↓

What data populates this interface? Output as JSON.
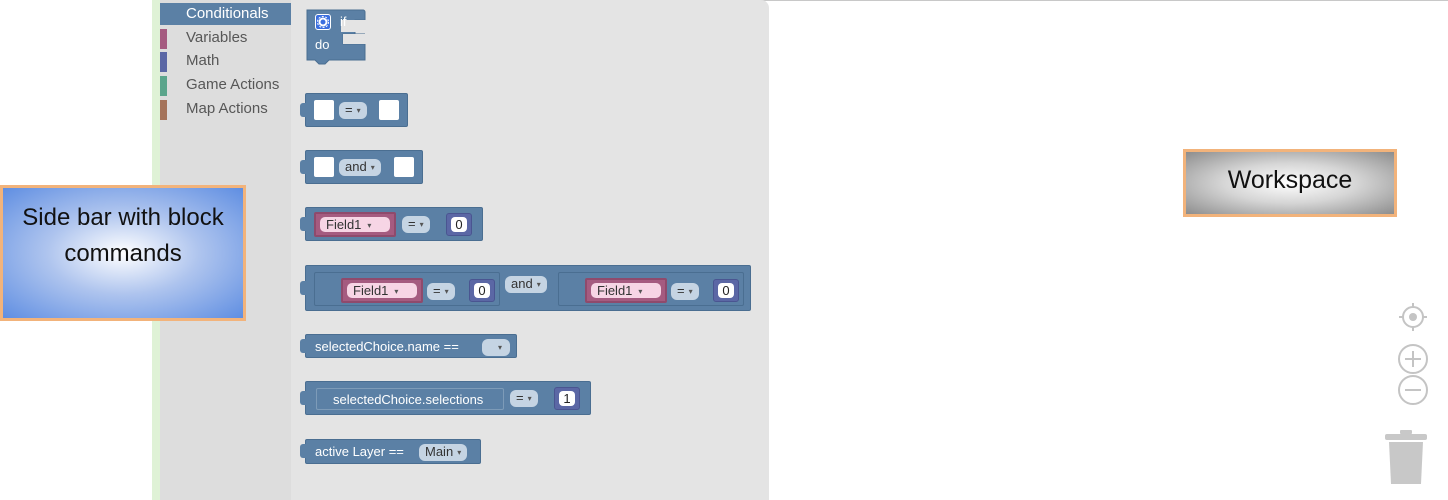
{
  "toolbox": {
    "categories": [
      {
        "label": "Conditionals",
        "color": "#5b80a5",
        "selected": true
      },
      {
        "label": "Variables",
        "color": "#a55b80",
        "selected": false
      },
      {
        "label": "Math",
        "color": "#5b67a5",
        "selected": false
      },
      {
        "label": "Game Actions",
        "color": "#5ba58c",
        "selected": false
      },
      {
        "label": "Map Actions",
        "color": "#a5745b",
        "selected": false
      }
    ]
  },
  "flyout": {
    "if_block": {
      "if_label": "if",
      "do_label": "do"
    },
    "compare_block": {
      "operator": "="
    },
    "logic_block": {
      "operator": "and"
    },
    "field_compare": {
      "field": "Field1",
      "operator": "=",
      "value": "0"
    },
    "combined_block": {
      "left_field": "Field1",
      "left_operator": "=",
      "left_value": "0",
      "joiner": "and",
      "right_field": "Field1",
      "right_operator": "=",
      "right_value": "0"
    },
    "selected_choice_name": {
      "label": "selectedChoice.name  ==",
      "value": ""
    },
    "selected_choice_selections": {
      "label": "selectedChoice.selections",
      "operator": "=",
      "value": "1"
    },
    "active_layer": {
      "label": "active Layer ==",
      "value": "Main"
    }
  },
  "callouts": {
    "sidebar": "Side bar with block commands",
    "workspace": "Workspace"
  },
  "colors": {
    "logic": "#5b80a5",
    "variables": "#a55b80",
    "math": "#5b67a5",
    "game_actions": "#5ba58c",
    "map_actions": "#a5745b",
    "callout_border": "#f2b37b"
  },
  "icons": [
    "gear-icon",
    "recenter-icon",
    "zoom-in-icon",
    "zoom-out-icon",
    "trash-icon"
  ]
}
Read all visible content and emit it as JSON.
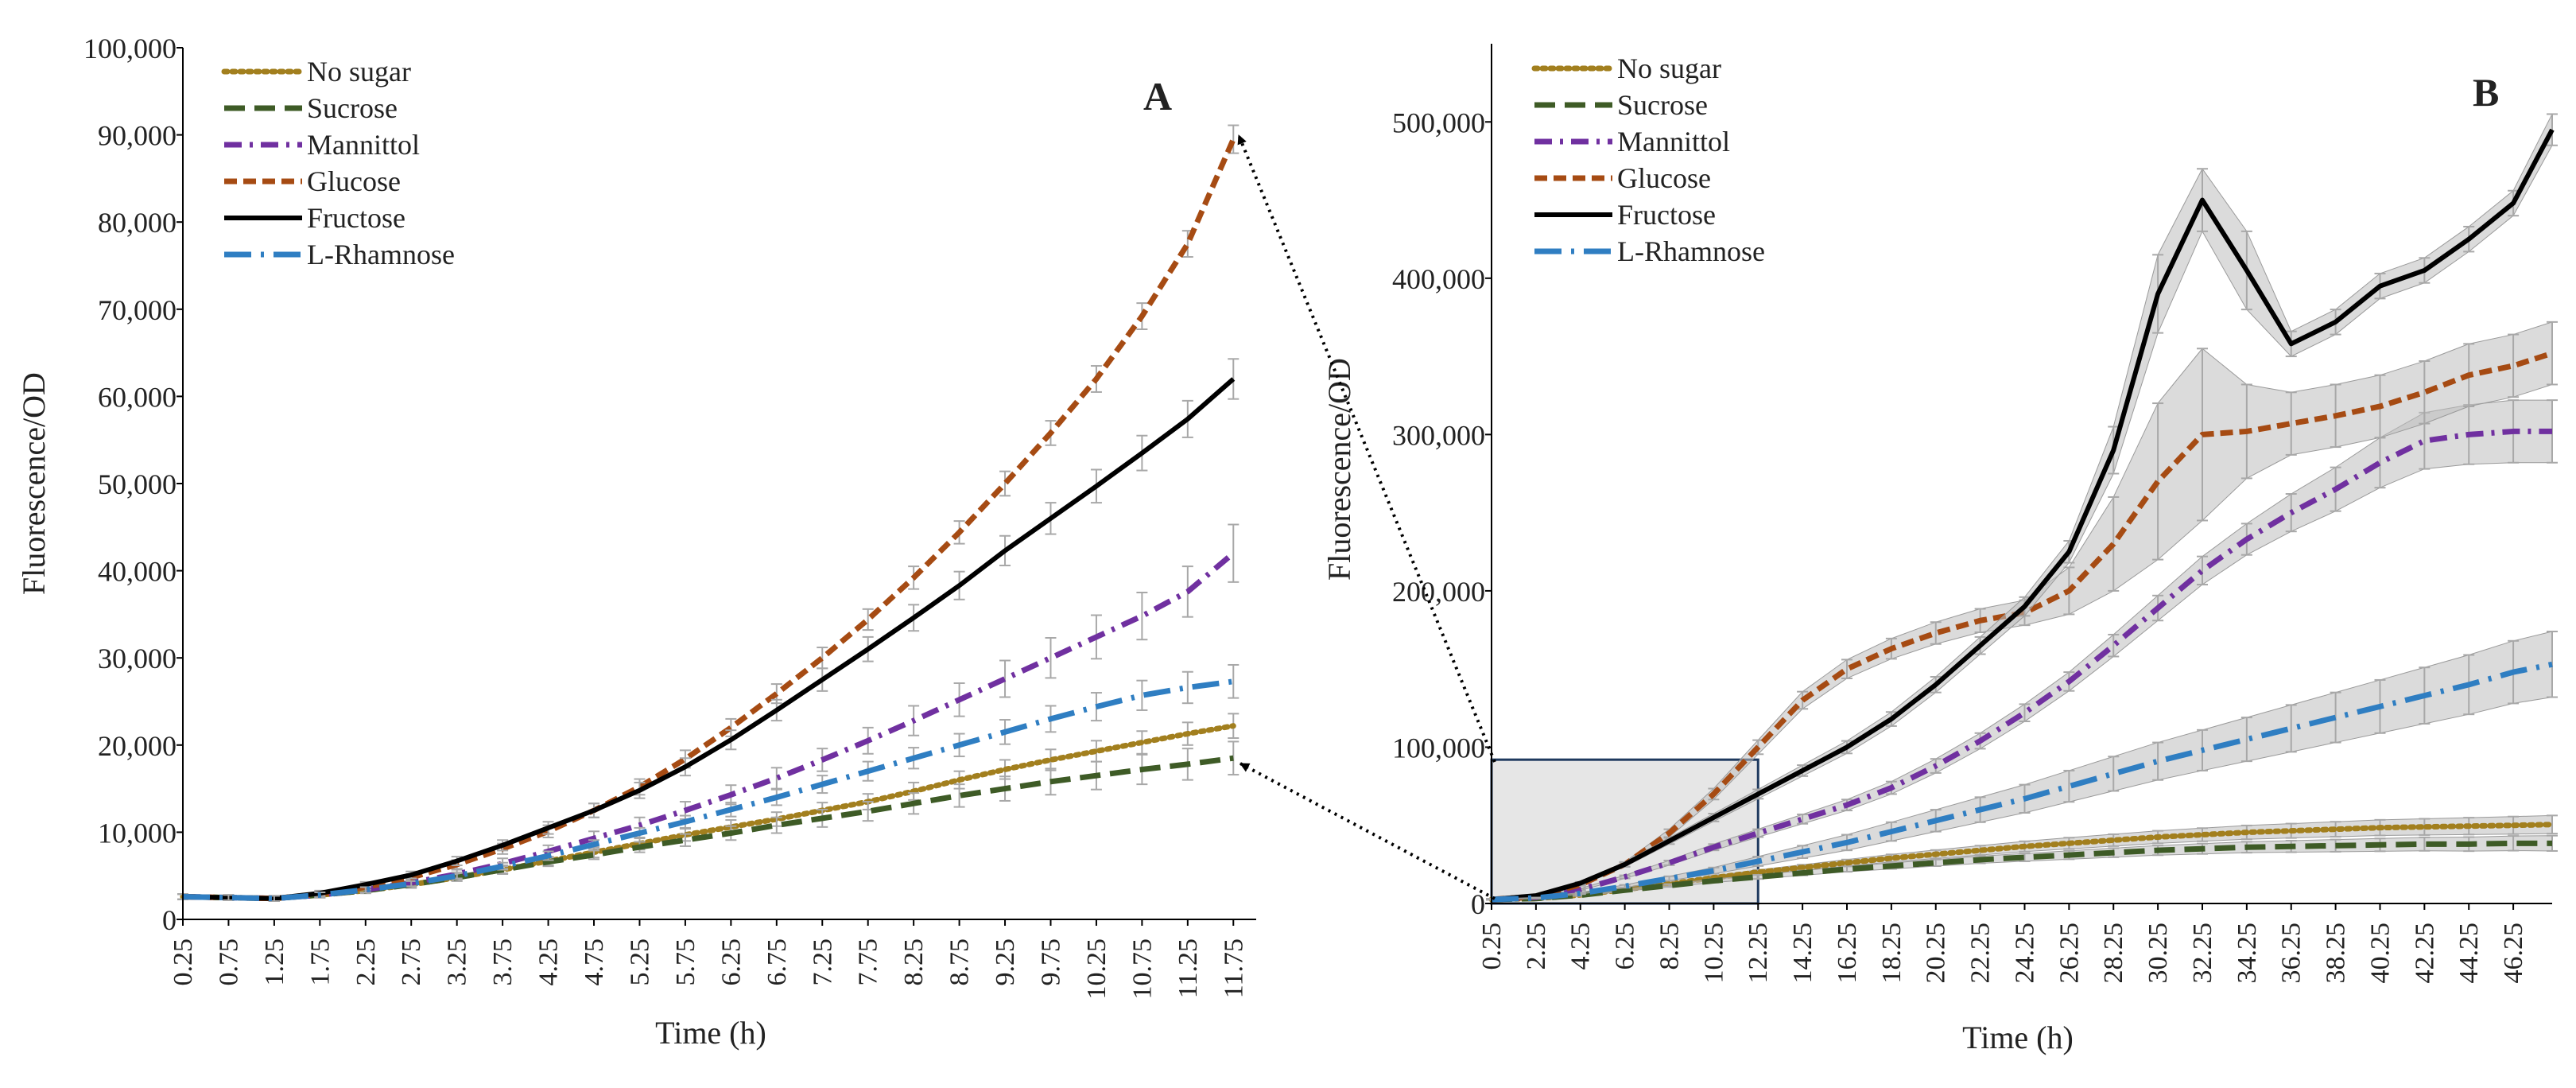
{
  "figure": {
    "background": "#ffffff"
  },
  "chart_data": [
    {
      "type": "line",
      "panel_label": "A",
      "xlabel": "Time (h)",
      "ylabel": "Fluorescence/OD",
      "x": [
        0.25,
        0.75,
        1.25,
        1.75,
        2.25,
        2.75,
        3.25,
        3.75,
        4.25,
        4.75,
        5.25,
        5.75,
        6.25,
        6.75,
        7.25,
        7.75,
        8.25,
        8.75,
        9.25,
        9.75,
        10.25,
        10.75,
        11.25,
        11.75
      ],
      "x_tick_labels": [
        "0.25",
        "0.75",
        "1.25",
        "1.75",
        "2.25",
        "2.75",
        "3.25",
        "3.75",
        "4.25",
        "4.75",
        "5.25",
        "5.75",
        "6.25",
        "6.75",
        "7.25",
        "7.75",
        "8.25",
        "8.75",
        "9.25",
        "9.75",
        "10.25",
        "10.75",
        "11.25",
        "11.75"
      ],
      "xlim": [
        0.25,
        12.0
      ],
      "ylim": [
        0,
        100000
      ],
      "y_ticks": [
        0,
        10000,
        20000,
        30000,
        40000,
        50000,
        60000,
        70000,
        80000,
        90000,
        100000
      ],
      "y_tick_labels": [
        "0",
        "10,000",
        "20,000",
        "30,000",
        "40,000",
        "50,000",
        "60,000",
        "70,000",
        "80,000",
        "90,000",
        "100,000"
      ],
      "grid": false,
      "legend": "top-left",
      "series": [
        {
          "name": "No sugar",
          "color": "#a27f1e",
          "dash": "dotted",
          "values": [
            2600,
            2500,
            2400,
            2800,
            3300,
            4000,
            4800,
            5700,
            6700,
            7700,
            8700,
            9700,
            10600,
            11500,
            12500,
            13500,
            14700,
            16000,
            17200,
            18300,
            19300,
            20300,
            21300,
            22200
          ],
          "errors": [
            300,
            300,
            300,
            300,
            300,
            400,
            400,
            500,
            500,
            600,
            700,
            700,
            800,
            800,
            900,
            900,
            1000,
            1000,
            1100,
            1200,
            1200,
            1300,
            1300,
            1400
          ]
        },
        {
          "name": "Sucrose",
          "color": "#3e5b26",
          "dash": "long-dash",
          "values": [
            2600,
            2500,
            2400,
            2800,
            3300,
            4000,
            4800,
            5700,
            6600,
            7400,
            8300,
            9100,
            9900,
            10800,
            11600,
            12400,
            13300,
            14200,
            15000,
            15800,
            16500,
            17200,
            17800,
            18500
          ],
          "errors": [
            300,
            300,
            300,
            300,
            300,
            300,
            400,
            400,
            500,
            500,
            600,
            700,
            800,
            900,
            1000,
            1100,
            1200,
            1300,
            1400,
            1500,
            1600,
            1700,
            1800,
            1900
          ]
        },
        {
          "name": "Mannittol",
          "color": "#7030a0",
          "dash": "dash-dot",
          "values": [
            2600,
            2500,
            2400,
            2800,
            3400,
            4200,
            5200,
            6400,
            7800,
            9300,
            10800,
            12500,
            14300,
            16200,
            18300,
            20500,
            22800,
            25200,
            27600,
            30000,
            32400,
            34800,
            37600,
            42000
          ],
          "errors": [
            300,
            300,
            300,
            300,
            300,
            400,
            500,
            600,
            700,
            800,
            900,
            1000,
            1100,
            1200,
            1300,
            1500,
            1700,
            1900,
            2100,
            2300,
            2500,
            2700,
            2900,
            3300
          ]
        },
        {
          "name": "Glucose",
          "color": "#a64b13",
          "dash": "dash",
          "values": [
            2600,
            2500,
            2400,
            2900,
            3700,
            4800,
            6300,
            8100,
            10100,
            12500,
            15200,
            18400,
            22000,
            25900,
            30000,
            34400,
            39200,
            44400,
            50000,
            55800,
            62000,
            69200,
            77500,
            89500
          ],
          "errors": [
            300,
            300,
            300,
            300,
            300,
            400,
            500,
            600,
            700,
            800,
            900,
            1000,
            1000,
            1100,
            1200,
            1200,
            1300,
            1300,
            1400,
            1400,
            1500,
            1500,
            1500,
            1600
          ]
        },
        {
          "name": "Fructose",
          "color": "#000000",
          "dash": "solid",
          "values": [
            2600,
            2500,
            2400,
            3000,
            4000,
            5100,
            6700,
            8500,
            10500,
            12500,
            14800,
            17500,
            20600,
            24000,
            27500,
            31000,
            34600,
            38300,
            42300,
            46000,
            49700,
            53500,
            57400,
            62000
          ],
          "errors": [
            300,
            300,
            300,
            300,
            300,
            400,
            500,
            600,
            700,
            800,
            900,
            1000,
            1100,
            1200,
            1300,
            1400,
            1500,
            1600,
            1700,
            1800,
            1900,
            2000,
            2100,
            2300
          ]
        },
        {
          "name": "L-Rhamnose",
          "color": "#2f7ec2",
          "dash": "long-dash-dot",
          "values": [
            2600,
            2500,
            2400,
            2800,
            3400,
            4100,
            5000,
            6100,
            7300,
            8600,
            9900,
            11200,
            12600,
            14000,
            15500,
            17000,
            18500,
            20000,
            21500,
            23000,
            24400,
            25700,
            26600,
            27300
          ],
          "errors": [
            300,
            300,
            300,
            300,
            300,
            300,
            400,
            400,
            500,
            500,
            600,
            700,
            800,
            900,
            1000,
            1100,
            1200,
            1300,
            1400,
            1500,
            1600,
            1700,
            1800,
            1900
          ]
        }
      ]
    },
    {
      "type": "line",
      "panel_label": "B",
      "xlabel": "Time (h)",
      "ylabel": "Fluorescence/OD",
      "x": [
        0.25,
        2.25,
        4.25,
        6.25,
        8.25,
        10.25,
        12.25,
        14.25,
        16.25,
        18.25,
        20.25,
        22.25,
        24.25,
        26.25,
        28.25,
        30.25,
        32.25,
        34.25,
        36.25,
        38.25,
        40.25,
        42.25,
        44.25,
        46.25,
        48.0
      ],
      "x_tick_labels": [
        "0.25",
        "2.25",
        "4.25",
        "6.25",
        "8.25",
        "10.25",
        "12.25",
        "14.25",
        "16.25",
        "18.25",
        "20.25",
        "22.25",
        "24.25",
        "26.25",
        "28.25",
        "30.25",
        "32.25",
        "34.25",
        "36.25",
        "38.25",
        "40.25",
        "42.25",
        "44.25",
        "46.25"
      ],
      "xlim": [
        0.25,
        48.0
      ],
      "ylim": [
        0,
        550000
      ],
      "y_ticks": [
        0,
        100000,
        200000,
        300000,
        400000,
        500000
      ],
      "y_tick_labels": [
        "0",
        "100,000",
        "200,000",
        "300,000",
        "400,000",
        "500,000"
      ],
      "grid": false,
      "legend": "top-left",
      "zoom_box": {
        "x": [
          0.25,
          12.25
        ],
        "y": [
          0,
          92000
        ],
        "fill": "#e6e6e6",
        "stroke": "#1f3a5f"
      },
      "series": [
        {
          "name": "No sugar",
          "color": "#a27f1e",
          "dash": "dotted",
          "values": [
            2600,
            3200,
            5500,
            9000,
            12500,
            16500,
            20000,
            23000,
            26000,
            29000,
            31500,
            34000,
            36500,
            38500,
            40500,
            42500,
            44000,
            45500,
            46500,
            47500,
            48500,
            49000,
            49500,
            50000,
            50500
          ],
          "errors": [
            300,
            300,
            500,
            700,
            1000,
            1200,
            1500,
            1800,
            2100,
            2400,
            2700,
            3000,
            3300,
            3600,
            3800,
            4000,
            4200,
            4400,
            4600,
            4800,
            5000,
            5200,
            5400,
            5600,
            5800
          ]
        },
        {
          "name": "Sucrose",
          "color": "#3e5b26",
          "dash": "long-dash",
          "values": [
            2600,
            3200,
            5300,
            8500,
            11500,
            14500,
            17000,
            19500,
            22000,
            24000,
            26000,
            28000,
            29500,
            31000,
            32500,
            34000,
            35000,
            36000,
            36500,
            37000,
            37500,
            38000,
            38000,
            38500,
            38500
          ],
          "errors": [
            300,
            300,
            500,
            700,
            900,
            1100,
            1300,
            1500,
            1700,
            1900,
            2100,
            2300,
            2500,
            2700,
            2900,
            3100,
            3300,
            3500,
            3700,
            3900,
            4100,
            4300,
            4500,
            4700,
            4900
          ]
        },
        {
          "name": "Mannittol",
          "color": "#7030a0",
          "dash": "dash-dot",
          "values": [
            2600,
            4000,
            9000,
            17000,
            26000,
            36000,
            45000,
            54000,
            63000,
            74000,
            88000,
            104000,
            122000,
            142000,
            165000,
            189000,
            213000,
            233000,
            250000,
            265000,
            282000,
            296000,
            300000,
            302000,
            302000
          ],
          "errors": [
            300,
            300,
            600,
            1000,
            1500,
            2000,
            2500,
            3000,
            3500,
            4000,
            4500,
            5000,
            5500,
            6000,
            7000,
            8000,
            9000,
            10000,
            12000,
            14000,
            16000,
            18000,
            19000,
            20000,
            20000
          ]
        },
        {
          "name": "Glucose",
          "color": "#a64b13",
          "dash": "dash",
          "values": [
            2600,
            4500,
            12000,
            25000,
            45000,
            70000,
            100000,
            130000,
            150000,
            163000,
            173000,
            181000,
            186000,
            200000,
            230000,
            270000,
            300000,
            302000,
            307000,
            312000,
            318000,
            327000,
            338000,
            344000,
            352000
          ],
          "errors": [
            300,
            400,
            700,
            1500,
            2500,
            3500,
            4500,
            5500,
            6000,
            6500,
            7000,
            7500,
            8000,
            15000,
            30000,
            50000,
            55000,
            30000,
            20000,
            20000,
            20000,
            20000,
            20000,
            20000,
            20000
          ]
        },
        {
          "name": "Fructose",
          "color": "#000000",
          "dash": "solid",
          "values": [
            2600,
            5000,
            13000,
            25000,
            40000,
            55000,
            70000,
            85000,
            100000,
            118000,
            140000,
            165000,
            190000,
            225000,
            290000,
            390000,
            450000,
            405000,
            358000,
            372000,
            395000,
            405000,
            425000,
            448000,
            495000
          ],
          "errors": [
            300,
            400,
            800,
            1500,
            2000,
            2500,
            3000,
            3500,
            4000,
            4500,
            5000,
            5500,
            6000,
            7000,
            15000,
            25000,
            20000,
            25000,
            8000,
            8000,
            8000,
            8000,
            8000,
            8000,
            10000
          ]
        },
        {
          "name": "L-Rhamnose",
          "color": "#2f7ec2",
          "dash": "long-dash-dot",
          "values": [
            2600,
            3500,
            6500,
            11000,
            16000,
            21000,
            27000,
            33000,
            39000,
            46000,
            53000,
            60000,
            67000,
            75000,
            83000,
            91000,
            98000,
            105000,
            112000,
            119000,
            126000,
            133000,
            140000,
            148000,
            153000
          ],
          "errors": [
            300,
            300,
            500,
            900,
            1400,
            2000,
            3000,
            4000,
            5000,
            6000,
            7000,
            8000,
            9000,
            10000,
            11000,
            12000,
            13000,
            14000,
            15000,
            16000,
            17000,
            18000,
            19000,
            20000,
            21000
          ]
        }
      ]
    }
  ]
}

↑

Job =>
Identify all lines in the records above with the word "selectedChoice".

Response to this exercise =>
      "label": "selectedChoice.name  ==",
      "label": "selectedChoice.selections",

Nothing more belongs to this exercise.